• [Task directions] All of the records below need to be copied exactly.

• [Records supplied]

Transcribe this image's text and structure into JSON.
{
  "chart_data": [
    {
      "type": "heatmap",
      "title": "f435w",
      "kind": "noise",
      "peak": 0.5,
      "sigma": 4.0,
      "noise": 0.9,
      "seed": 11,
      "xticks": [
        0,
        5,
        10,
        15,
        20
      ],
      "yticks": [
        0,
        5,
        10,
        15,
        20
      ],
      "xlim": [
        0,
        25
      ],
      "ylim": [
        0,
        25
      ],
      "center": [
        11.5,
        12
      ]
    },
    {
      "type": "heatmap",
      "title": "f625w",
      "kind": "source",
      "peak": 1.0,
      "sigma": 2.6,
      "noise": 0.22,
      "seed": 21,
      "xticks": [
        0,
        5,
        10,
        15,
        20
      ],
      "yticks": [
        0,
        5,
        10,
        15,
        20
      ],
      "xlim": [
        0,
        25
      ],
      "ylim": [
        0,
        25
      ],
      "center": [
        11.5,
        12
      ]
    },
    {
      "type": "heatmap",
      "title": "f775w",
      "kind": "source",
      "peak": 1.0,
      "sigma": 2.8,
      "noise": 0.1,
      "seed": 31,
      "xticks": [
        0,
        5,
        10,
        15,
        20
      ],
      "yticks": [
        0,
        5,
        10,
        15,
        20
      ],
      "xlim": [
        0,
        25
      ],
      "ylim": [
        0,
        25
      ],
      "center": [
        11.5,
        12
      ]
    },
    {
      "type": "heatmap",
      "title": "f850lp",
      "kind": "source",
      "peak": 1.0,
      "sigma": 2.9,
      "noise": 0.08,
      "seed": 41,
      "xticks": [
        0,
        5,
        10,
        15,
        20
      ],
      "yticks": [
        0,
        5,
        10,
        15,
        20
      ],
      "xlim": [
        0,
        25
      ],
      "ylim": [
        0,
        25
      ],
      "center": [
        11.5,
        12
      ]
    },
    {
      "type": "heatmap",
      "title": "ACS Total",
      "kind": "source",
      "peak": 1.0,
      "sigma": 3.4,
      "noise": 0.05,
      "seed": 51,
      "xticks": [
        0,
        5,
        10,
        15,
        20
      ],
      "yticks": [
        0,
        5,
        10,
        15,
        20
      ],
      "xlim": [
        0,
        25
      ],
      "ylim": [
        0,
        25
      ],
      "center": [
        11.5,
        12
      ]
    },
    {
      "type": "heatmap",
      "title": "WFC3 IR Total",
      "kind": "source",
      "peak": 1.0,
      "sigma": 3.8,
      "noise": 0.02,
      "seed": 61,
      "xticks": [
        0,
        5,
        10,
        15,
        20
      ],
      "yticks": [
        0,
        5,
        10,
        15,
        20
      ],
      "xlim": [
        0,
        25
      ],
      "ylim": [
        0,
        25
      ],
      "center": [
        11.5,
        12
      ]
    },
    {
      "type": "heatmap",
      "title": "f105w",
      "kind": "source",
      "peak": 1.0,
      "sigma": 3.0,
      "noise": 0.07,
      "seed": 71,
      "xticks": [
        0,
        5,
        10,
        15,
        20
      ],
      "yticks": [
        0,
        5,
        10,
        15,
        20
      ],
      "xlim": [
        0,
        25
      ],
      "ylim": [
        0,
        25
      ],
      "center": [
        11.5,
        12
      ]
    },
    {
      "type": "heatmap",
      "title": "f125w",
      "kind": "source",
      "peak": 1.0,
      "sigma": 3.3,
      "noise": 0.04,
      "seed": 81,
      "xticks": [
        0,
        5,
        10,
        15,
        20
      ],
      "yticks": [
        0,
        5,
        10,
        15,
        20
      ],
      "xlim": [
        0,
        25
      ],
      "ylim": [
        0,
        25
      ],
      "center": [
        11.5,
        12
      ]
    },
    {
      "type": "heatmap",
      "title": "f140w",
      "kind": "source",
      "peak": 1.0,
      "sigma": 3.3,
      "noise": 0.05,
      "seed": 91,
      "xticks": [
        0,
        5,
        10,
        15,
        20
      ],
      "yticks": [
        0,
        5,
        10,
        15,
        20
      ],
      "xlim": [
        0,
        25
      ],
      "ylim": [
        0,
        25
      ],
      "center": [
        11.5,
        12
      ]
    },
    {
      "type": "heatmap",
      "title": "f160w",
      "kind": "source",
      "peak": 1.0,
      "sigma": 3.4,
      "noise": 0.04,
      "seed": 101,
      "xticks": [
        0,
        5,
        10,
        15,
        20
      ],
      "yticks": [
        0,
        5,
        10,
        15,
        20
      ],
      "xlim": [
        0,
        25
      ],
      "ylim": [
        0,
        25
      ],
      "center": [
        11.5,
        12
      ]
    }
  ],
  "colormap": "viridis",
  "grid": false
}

• [Result]
Transcribe this image's text and structure into JSON.
{
  "chart_data": [
    {
      "type": "heatmap",
      "title": "f435w",
      "kind": "noise",
      "peak": 0.5,
      "sigma": 4.0,
      "noise": 0.9,
      "seed": 11,
      "xticks": [
        0,
        5,
        10,
        15,
        20
      ],
      "yticks": [
        0,
        5,
        10,
        15,
        20
      ],
      "xlim": [
        0,
        25
      ],
      "ylim": [
        0,
        25
      ],
      "center": [
        11.5,
        12
      ]
    },
    {
      "type": "heatmap",
      "title": "f625w",
      "kind": "source",
      "peak": 1.0,
      "sigma": 2.6,
      "noise": 0.22,
      "seed": 21,
      "xticks": [
        0,
        5,
        10,
        15,
        20
      ],
      "yticks": [
        0,
        5,
        10,
        15,
        20
      ],
      "xlim": [
        0,
        25
      ],
      "ylim": [
        0,
        25
      ],
      "center": [
        11.5,
        12
      ]
    },
    {
      "type": "heatmap",
      "title": "f775w",
      "kind": "source",
      "peak": 1.0,
      "sigma": 2.8,
      "noise": 0.1,
      "seed": 31,
      "xticks": [
        0,
        5,
        10,
        15,
        20
      ],
      "yticks": [
        0,
        5,
        10,
        15,
        20
      ],
      "xlim": [
        0,
        25
      ],
      "ylim": [
        0,
        25
      ],
      "center": [
        11.5,
        12
      ]
    },
    {
      "type": "heatmap",
      "title": "f850lp",
      "kind": "source",
      "peak": 1.0,
      "sigma": 2.9,
      "noise": 0.08,
      "seed": 41,
      "xticks": [
        0,
        5,
        10,
        15,
        20
      ],
      "yticks": [
        0,
        5,
        10,
        15,
        20
      ],
      "xlim": [
        0,
        25
      ],
      "ylim": [
        0,
        25
      ],
      "center": [
        11.5,
        12
      ]
    },
    {
      "type": "heatmap",
      "title": "ACS Total",
      "kind": "source",
      "peak": 1.0,
      "sigma": 3.4,
      "noise": 0.05,
      "seed": 51,
      "xticks": [
        0,
        5,
        10,
        15,
        20
      ],
      "yticks": [
        0,
        5,
        10,
        15,
        20
      ],
      "xlim": [
        0,
        25
      ],
      "ylim": [
        0,
        25
      ],
      "center": [
        11.5,
        12
      ]
    },
    {
      "type": "heatmap",
      "title": "WFC3 IR Total",
      "kind": "source",
      "peak": 1.0,
      "sigma": 3.8,
      "noise": 0.02,
      "seed": 61,
      "xticks": [
        0,
        5,
        10,
        15,
        20
      ],
      "yticks": [
        0,
        5,
        10,
        15,
        20
      ],
      "xlim": [
        0,
        25
      ],
      "ylim": [
        0,
        25
      ],
      "center": [
        11.5,
        12
      ]
    },
    {
      "type": "heatmap",
      "title": "f105w",
      "kind": "source",
      "peak": 1.0,
      "sigma": 3.0,
      "noise": 0.07,
      "seed": 71,
      "xticks": [
        0,
        5,
        10,
        15,
        20
      ],
      "yticks": [
        0,
        5,
        10,
        15,
        20
      ],
      "xlim": [
        0,
        25
      ],
      "ylim": [
        0,
        25
      ],
      "center": [
        11.5,
        12
      ]
    },
    {
      "type": "heatmap",
      "title": "f125w",
      "kind": "source",
      "peak": 1.0,
      "sigma": 3.3,
      "noise": 0.04,
      "seed": 81,
      "xticks": [
        0,
        5,
        10,
        15,
        20
      ],
      "yticks": [
        0,
        5,
        10,
        15,
        20
      ],
      "xlim": [
        0,
        25
      ],
      "ylim": [
        0,
        25
      ],
      "center": [
        11.5,
        12
      ]
    },
    {
      "type": "heatmap",
      "title": "f140w",
      "kind": "source",
      "peak": 1.0,
      "sigma": 3.3,
      "noise": 0.05,
      "seed": 91,
      "xticks": [
        0,
        5,
        10,
        15,
        20
      ],
      "yticks": [
        0,
        5,
        10,
        15,
        20
      ],
      "xlim": [
        0,
        25
      ],
      "ylim": [
        0,
        25
      ],
      "center": [
        11.5,
        12
      ]
    },
    {
      "type": "heatmap",
      "title": "f160w",
      "kind": "source",
      "peak": 1.0,
      "sigma": 3.4,
      "noise": 0.04,
      "seed": 101,
      "xticks": [
        0,
        5,
        10,
        15,
        20
      ],
      "yticks": [
        0,
        5,
        10,
        15,
        20
      ],
      "xlim": [
        0,
        25
      ],
      "ylim": [
        0,
        25
      ],
      "center": [
        11.5,
        12
      ]
    }
  ],
  "colormap": "viridis",
  "grid": false
}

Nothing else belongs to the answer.